TO BE DONE -> Find each line with "data" and copy it.

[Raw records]

╭──

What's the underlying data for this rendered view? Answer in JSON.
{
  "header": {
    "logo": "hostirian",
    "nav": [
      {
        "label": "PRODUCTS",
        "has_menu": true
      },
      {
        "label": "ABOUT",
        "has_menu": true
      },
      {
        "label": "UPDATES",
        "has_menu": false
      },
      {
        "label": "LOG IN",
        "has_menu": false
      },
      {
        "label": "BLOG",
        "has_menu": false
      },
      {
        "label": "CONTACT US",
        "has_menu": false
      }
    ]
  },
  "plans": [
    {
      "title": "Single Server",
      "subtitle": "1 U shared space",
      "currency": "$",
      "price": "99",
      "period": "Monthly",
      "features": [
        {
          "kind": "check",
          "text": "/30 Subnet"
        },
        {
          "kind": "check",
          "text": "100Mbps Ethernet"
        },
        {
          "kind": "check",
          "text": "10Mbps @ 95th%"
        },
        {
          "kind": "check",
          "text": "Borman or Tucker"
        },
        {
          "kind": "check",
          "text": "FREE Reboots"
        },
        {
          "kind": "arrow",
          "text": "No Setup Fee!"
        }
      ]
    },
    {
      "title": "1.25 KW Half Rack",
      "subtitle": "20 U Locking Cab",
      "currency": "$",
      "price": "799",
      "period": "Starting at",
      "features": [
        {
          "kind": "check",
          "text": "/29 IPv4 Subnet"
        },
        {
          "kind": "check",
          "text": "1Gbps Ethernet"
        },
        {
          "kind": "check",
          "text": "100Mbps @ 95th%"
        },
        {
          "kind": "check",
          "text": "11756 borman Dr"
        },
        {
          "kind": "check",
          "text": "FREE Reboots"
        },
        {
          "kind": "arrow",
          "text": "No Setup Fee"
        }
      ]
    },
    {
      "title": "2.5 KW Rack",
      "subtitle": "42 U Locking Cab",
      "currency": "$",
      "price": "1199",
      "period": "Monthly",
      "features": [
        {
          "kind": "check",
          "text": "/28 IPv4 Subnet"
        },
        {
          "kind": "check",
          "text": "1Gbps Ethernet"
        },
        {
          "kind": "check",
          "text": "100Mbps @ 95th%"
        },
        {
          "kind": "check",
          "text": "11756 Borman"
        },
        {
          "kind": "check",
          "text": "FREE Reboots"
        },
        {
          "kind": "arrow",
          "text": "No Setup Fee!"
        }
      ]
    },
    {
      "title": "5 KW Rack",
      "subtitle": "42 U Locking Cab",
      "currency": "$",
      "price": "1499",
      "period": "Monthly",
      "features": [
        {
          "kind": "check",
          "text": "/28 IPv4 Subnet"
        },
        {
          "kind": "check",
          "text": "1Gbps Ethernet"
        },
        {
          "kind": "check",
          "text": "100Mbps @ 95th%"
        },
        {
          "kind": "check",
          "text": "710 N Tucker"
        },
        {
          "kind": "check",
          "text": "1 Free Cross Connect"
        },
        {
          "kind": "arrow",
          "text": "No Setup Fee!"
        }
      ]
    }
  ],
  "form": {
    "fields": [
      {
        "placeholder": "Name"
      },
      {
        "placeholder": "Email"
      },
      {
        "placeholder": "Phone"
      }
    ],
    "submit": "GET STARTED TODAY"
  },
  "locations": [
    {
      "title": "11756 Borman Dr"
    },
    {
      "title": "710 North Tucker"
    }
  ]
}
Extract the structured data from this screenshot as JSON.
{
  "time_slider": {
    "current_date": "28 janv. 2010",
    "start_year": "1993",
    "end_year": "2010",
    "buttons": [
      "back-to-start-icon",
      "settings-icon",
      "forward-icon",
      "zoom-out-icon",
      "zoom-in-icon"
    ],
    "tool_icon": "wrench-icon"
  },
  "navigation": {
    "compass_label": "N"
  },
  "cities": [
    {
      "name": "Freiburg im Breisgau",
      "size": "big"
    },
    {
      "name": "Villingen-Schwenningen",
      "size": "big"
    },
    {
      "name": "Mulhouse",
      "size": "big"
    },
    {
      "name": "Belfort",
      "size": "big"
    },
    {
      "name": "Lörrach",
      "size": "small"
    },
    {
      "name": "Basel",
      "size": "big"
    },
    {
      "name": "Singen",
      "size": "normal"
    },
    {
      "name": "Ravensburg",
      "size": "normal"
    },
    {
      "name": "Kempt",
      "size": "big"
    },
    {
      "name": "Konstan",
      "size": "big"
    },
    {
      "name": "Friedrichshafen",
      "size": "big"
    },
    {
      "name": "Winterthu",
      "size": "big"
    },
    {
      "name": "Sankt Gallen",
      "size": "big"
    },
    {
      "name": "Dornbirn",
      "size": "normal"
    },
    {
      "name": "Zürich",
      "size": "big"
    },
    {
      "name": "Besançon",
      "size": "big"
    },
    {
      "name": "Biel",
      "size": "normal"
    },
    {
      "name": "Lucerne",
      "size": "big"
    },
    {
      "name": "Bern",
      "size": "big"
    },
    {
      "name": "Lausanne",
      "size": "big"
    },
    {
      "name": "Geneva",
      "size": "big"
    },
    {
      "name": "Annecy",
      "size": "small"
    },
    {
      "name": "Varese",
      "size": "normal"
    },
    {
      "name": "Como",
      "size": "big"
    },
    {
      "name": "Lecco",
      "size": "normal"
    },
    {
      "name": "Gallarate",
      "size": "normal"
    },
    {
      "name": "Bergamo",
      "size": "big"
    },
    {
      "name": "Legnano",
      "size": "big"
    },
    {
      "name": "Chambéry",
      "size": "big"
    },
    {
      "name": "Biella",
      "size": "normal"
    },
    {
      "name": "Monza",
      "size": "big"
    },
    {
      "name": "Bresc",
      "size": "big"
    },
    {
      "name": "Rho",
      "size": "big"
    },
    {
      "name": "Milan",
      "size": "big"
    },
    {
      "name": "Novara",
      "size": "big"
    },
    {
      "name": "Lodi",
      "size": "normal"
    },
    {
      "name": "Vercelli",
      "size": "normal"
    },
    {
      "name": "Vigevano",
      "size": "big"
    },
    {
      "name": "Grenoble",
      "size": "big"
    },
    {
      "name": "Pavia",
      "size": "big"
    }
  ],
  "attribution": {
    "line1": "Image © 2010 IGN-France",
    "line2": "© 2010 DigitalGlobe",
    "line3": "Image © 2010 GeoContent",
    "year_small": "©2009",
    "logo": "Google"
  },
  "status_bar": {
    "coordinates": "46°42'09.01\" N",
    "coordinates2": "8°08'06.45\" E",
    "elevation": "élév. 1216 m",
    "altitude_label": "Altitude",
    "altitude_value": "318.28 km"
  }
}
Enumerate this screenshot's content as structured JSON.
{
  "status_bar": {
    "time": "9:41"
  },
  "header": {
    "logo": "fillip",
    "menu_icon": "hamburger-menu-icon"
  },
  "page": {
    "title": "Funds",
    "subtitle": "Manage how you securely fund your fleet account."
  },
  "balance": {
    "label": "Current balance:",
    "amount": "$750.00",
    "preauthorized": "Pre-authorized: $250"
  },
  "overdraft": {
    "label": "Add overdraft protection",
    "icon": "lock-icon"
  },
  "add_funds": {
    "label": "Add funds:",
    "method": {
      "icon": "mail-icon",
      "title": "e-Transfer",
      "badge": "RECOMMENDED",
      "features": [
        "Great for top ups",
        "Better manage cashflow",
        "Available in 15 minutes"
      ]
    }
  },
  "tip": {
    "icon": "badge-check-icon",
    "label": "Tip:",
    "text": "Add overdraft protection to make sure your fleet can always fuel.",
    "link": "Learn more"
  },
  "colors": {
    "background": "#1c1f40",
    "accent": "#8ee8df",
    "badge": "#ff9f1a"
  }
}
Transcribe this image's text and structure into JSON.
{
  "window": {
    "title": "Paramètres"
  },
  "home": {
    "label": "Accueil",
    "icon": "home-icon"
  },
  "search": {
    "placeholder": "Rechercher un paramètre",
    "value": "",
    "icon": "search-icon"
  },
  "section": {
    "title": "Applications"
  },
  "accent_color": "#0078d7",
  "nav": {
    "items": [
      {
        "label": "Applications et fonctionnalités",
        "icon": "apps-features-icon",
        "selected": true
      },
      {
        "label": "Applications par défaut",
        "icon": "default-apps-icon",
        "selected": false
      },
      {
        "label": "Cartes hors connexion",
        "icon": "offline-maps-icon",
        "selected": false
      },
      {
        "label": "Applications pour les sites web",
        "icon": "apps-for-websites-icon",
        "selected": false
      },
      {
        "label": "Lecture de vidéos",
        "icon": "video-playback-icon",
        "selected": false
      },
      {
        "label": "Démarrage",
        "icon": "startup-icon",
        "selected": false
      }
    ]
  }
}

╰──

EXERCISE RESPONSE ->
What's the underlying data for this rendered view? Answer in JSON.
Extract the structured data from this screenshot as JSON.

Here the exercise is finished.